### What the task asks:
Tell how many lines in these records contain the string "this", with only the number as the reply.

* start Input rows *

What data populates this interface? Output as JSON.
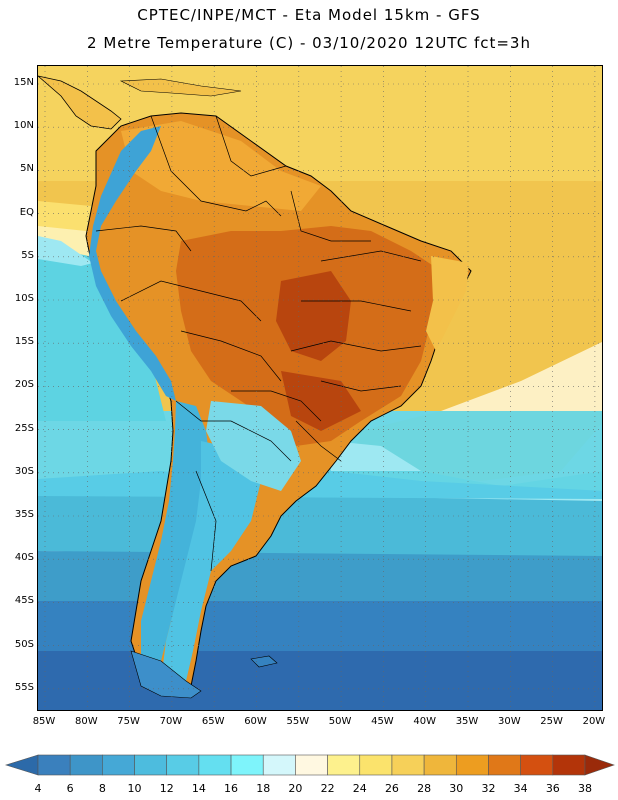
{
  "header": {
    "line1": "CPTEC/INPE/MCT -  Eta Model 15km - GFS",
    "line2": "2 Metre Temperature (C) - 03/10/2020 12UTC fct=3h"
  },
  "axes": {
    "lat_labels": [
      "15N",
      "10N",
      "5N",
      "EQ",
      "5S",
      "10S",
      "15S",
      "20S",
      "25S",
      "30S",
      "35S",
      "40S",
      "45S",
      "50S",
      "55S"
    ],
    "lon_labels": [
      "85W",
      "80W",
      "75W",
      "70W",
      "65W",
      "60W",
      "55W",
      "50W",
      "45W",
      "40W",
      "35W",
      "30W",
      "25W",
      "20W"
    ]
  },
  "colorbar": {
    "labels": [
      "4",
      "6",
      "8",
      "10",
      "12",
      "14",
      "16",
      "18",
      "20",
      "22",
      "24",
      "26",
      "28",
      "30",
      "32",
      "34",
      "36",
      "38"
    ],
    "colors": [
      "#2c6aa9",
      "#3a80bd",
      "#3e95c8",
      "#45a8d6",
      "#4dbcde",
      "#58cce6",
      "#64dff0",
      "#7ef4fb",
      "#d4f7fb",
      "#fff8e1",
      "#fdf18d",
      "#fbe36c",
      "#f6d059",
      "#efb63b",
      "#ed9d20",
      "#e07818",
      "#d45010",
      "#b33409",
      "#9a2a0a"
    ]
  },
  "map": {
    "sea_colors": {
      "north": "#f5d35e",
      "tropical": "#f1c54e",
      "subtropic_light": "#fdf0c4",
      "s1": "#9ee8f2",
      "s2": "#5dd3e2",
      "s3": "#4bbad8",
      "s4": "#3e9dc9",
      "s5": "#3582c0",
      "s6": "#2e6aae"
    },
    "land_colors": {
      "warm": "#e59226",
      "hot": "#d46d18",
      "core": "#b8450e",
      "andes_n": "#3ea3d6",
      "andes_s": "#44b3da",
      "patagonia": "#50c3e3",
      "south_tip": "#3d8fca",
      "coast_warm": "#f3c14a"
    }
  }
}
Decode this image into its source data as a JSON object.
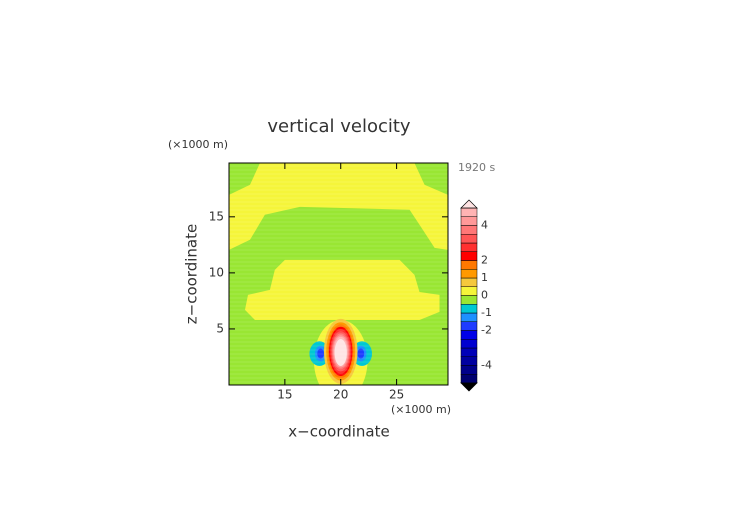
{
  "chart_data": {
    "type": "contour",
    "title": "vertical velocity",
    "x_label": "x−coordinate",
    "y_label": "z−coordinate",
    "x_unit": "(×1000 m)",
    "y_unit": "(×1000 m)",
    "time_label": "1920 s",
    "xlim": [
      10,
      29.6
    ],
    "ylim": [
      0,
      19.8
    ],
    "xticks": [
      15,
      20,
      25
    ],
    "yticks": [
      5,
      10,
      15
    ],
    "colorbar": {
      "levels": [
        -5,
        -4.5,
        -4,
        -3.5,
        -3,
        -2.5,
        -2,
        -1.5,
        -1,
        -0.5,
        0,
        0.5,
        1,
        1.5,
        2,
        2.5,
        3,
        3.5,
        4,
        4.5,
        5
      ],
      "colors": [
        "#000070",
        "#00008a",
        "#0000a0",
        "#0000b8",
        "#0000d0",
        "#0000e8",
        "#1e3cff",
        "#1e90ff",
        "#00c8d2",
        "#99e633",
        "#f5f53a",
        "#f5c83c",
        "#ff9900",
        "#ff7800",
        "#ff0000",
        "#ff3030",
        "#ff5555",
        "#ff7777",
        "#ff9999",
        "#ffb4b4"
      ],
      "under_color": "#000000",
      "over_color": "#ffe4e4",
      "ticks": [
        -4,
        -2,
        -1,
        0,
        1,
        2,
        4
      ]
    },
    "regions": [
      {
        "value": -0.25,
        "points": [
          [
            10,
            0
          ],
          [
            29.6,
            0
          ],
          [
            29.6,
            19.8
          ],
          [
            10,
            19.8
          ]
        ]
      },
      {
        "value": 0.25,
        "points": [
          [
            12.77,
            19.8
          ],
          [
            26.6,
            19.8
          ],
          [
            27.5,
            17.86
          ],
          [
            29.6,
            16.96
          ],
          [
            29.6,
            12.05
          ],
          [
            28.4,
            12.23
          ],
          [
            27.05,
            14.29
          ],
          [
            26.16,
            15.63
          ],
          [
            16.34,
            15.89
          ],
          [
            13.21,
            15.18
          ],
          [
            11.88,
            12.95
          ],
          [
            10,
            12.05
          ],
          [
            10,
            16.96
          ],
          [
            11.88,
            17.86
          ]
        ]
      },
      {
        "value": 0.25,
        "points": [
          [
            15,
            11.16
          ],
          [
            25.27,
            11.16
          ],
          [
            26.6,
            9.82
          ],
          [
            27.05,
            8.3
          ],
          [
            28.84,
            8.04
          ],
          [
            28.84,
            6.52
          ],
          [
            27.05,
            5.8
          ],
          [
            12.32,
            5.8
          ],
          [
            11.43,
            6.7
          ],
          [
            11.7,
            8.04
          ],
          [
            13.66,
            8.48
          ],
          [
            14.1,
            10.27
          ]
        ]
      },
      {
        "value": 0.25,
        "center": [
          20,
          2.2
        ],
        "radii": [
          2.4,
          3.6
        ]
      },
      {
        "value": -0.75,
        "center": [
          18.1,
          2.8
        ],
        "radii": [
          0.9,
          1.1
        ]
      },
      {
        "value": -0.75,
        "center": [
          21.9,
          2.8
        ],
        "radii": [
          0.9,
          1.1
        ]
      },
      {
        "value": -1.25,
        "center": [
          18.2,
          2.8
        ],
        "radii": [
          0.5,
          0.7
        ]
      },
      {
        "value": -1.25,
        "center": [
          21.8,
          2.8
        ],
        "radii": [
          0.5,
          0.7
        ]
      },
      {
        "value": -1.75,
        "center": [
          18.2,
          2.8
        ],
        "radii": [
          0.3,
          0.45
        ]
      },
      {
        "value": -1.75,
        "center": [
          21.8,
          2.8
        ],
        "radii": [
          0.3,
          0.45
        ]
      },
      {
        "value": 0.75,
        "center": [
          20,
          3
        ],
        "radii": [
          1.5,
          2.9
        ]
      },
      {
        "value": 1.25,
        "center": [
          20,
          3
        ],
        "radii": [
          1.3,
          2.6
        ]
      },
      {
        "value": 1.75,
        "center": [
          20,
          3
        ],
        "radii": [
          1.15,
          2.4
        ]
      },
      {
        "value": 2.25,
        "center": [
          20,
          3
        ],
        "radii": [
          1.05,
          2.2
        ]
      },
      {
        "value": 2.75,
        "center": [
          20,
          3
        ],
        "radii": [
          0.95,
          2.0
        ]
      },
      {
        "value": 3.25,
        "center": [
          20,
          3
        ],
        "radii": [
          0.85,
          1.8
        ]
      },
      {
        "value": 3.75,
        "center": [
          20,
          3
        ],
        "radii": [
          0.78,
          1.6
        ]
      },
      {
        "value": 4.25,
        "center": [
          20,
          3
        ],
        "radii": [
          0.7,
          1.45
        ]
      },
      {
        "value": 4.75,
        "center": [
          20,
          3
        ],
        "radii": [
          0.62,
          1.3
        ]
      },
      {
        "value": 5.25,
        "center": [
          20,
          2.9
        ],
        "radii": [
          0.55,
          1.2
        ]
      }
    ]
  }
}
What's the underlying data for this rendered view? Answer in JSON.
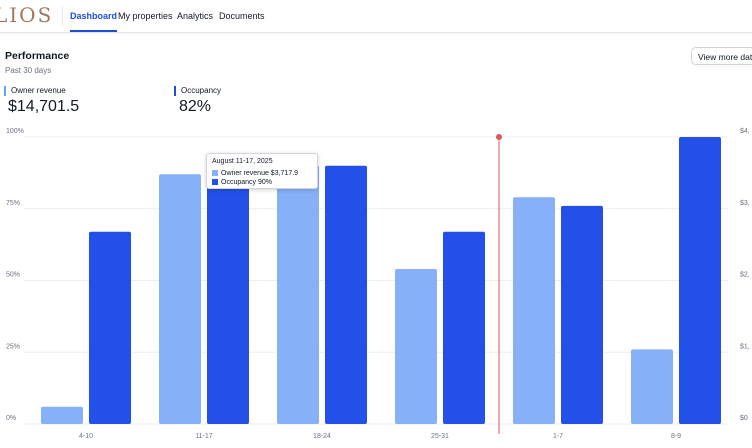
{
  "nav": {
    "logo": "LIOS",
    "tabs": [
      {
        "label": "Dashboard",
        "active": true
      },
      {
        "label": "My properties",
        "active": false
      },
      {
        "label": "Analytics",
        "active": false
      },
      {
        "label": "Documents",
        "active": false
      }
    ]
  },
  "performance": {
    "title": "Performance",
    "subtitle": "Past 30 days",
    "view_more_label": "View more data"
  },
  "metrics": {
    "owner_revenue": {
      "label": "Owner revenue",
      "value": "$14,701.5"
    },
    "occupancy": {
      "label": "Occupancy",
      "value": "82%"
    }
  },
  "colors": {
    "owner_revenue": "#86b0f7",
    "occupancy": "#2350e8",
    "marker": "#e0565b",
    "accent": "#1d4ed8"
  },
  "tooltip": {
    "title": "August 11-17, 2025",
    "rows": [
      {
        "label": "Owner revenue $3,717.9",
        "color": "#86b0f7"
      },
      {
        "label": "Occupancy 90%",
        "color": "#2350e8"
      }
    ]
  },
  "chart_data": {
    "type": "bar",
    "categories": [
      "4-10",
      "11-17",
      "18-24",
      "25-31",
      "1-7",
      "8-9"
    ],
    "series": [
      {
        "name": "Owner revenue",
        "values": [
          0.06,
          0.87,
          0.9,
          0.54,
          0.79,
          0.26
        ]
      },
      {
        "name": "Occupancy",
        "values": [
          0.67,
          0.9,
          0.9,
          0.67,
          0.76,
          1.0
        ]
      }
    ],
    "ylim": [
      0,
      1
    ],
    "y_ticks_left": [
      "0%",
      "25%",
      "50%",
      "75%",
      "100%"
    ],
    "y_ticks_right": [
      "$0",
      "$1,",
      "$2,",
      "$3,",
      "$4,"
    ],
    "marker_between": [
      "25-31",
      "1-7"
    ],
    "grid": true
  }
}
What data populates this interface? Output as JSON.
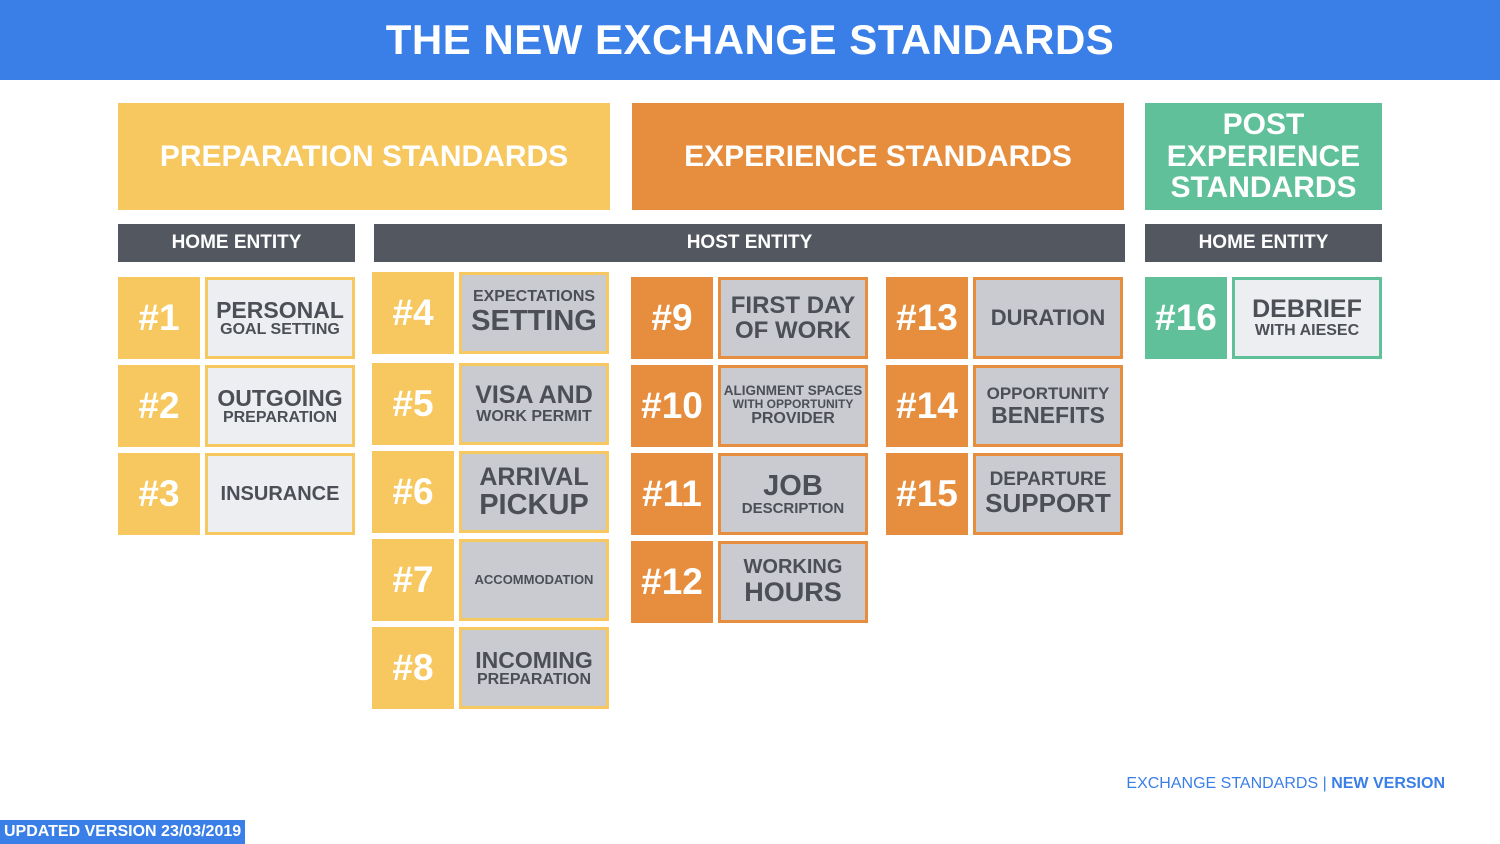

* end Input rows *

### Correct response:
4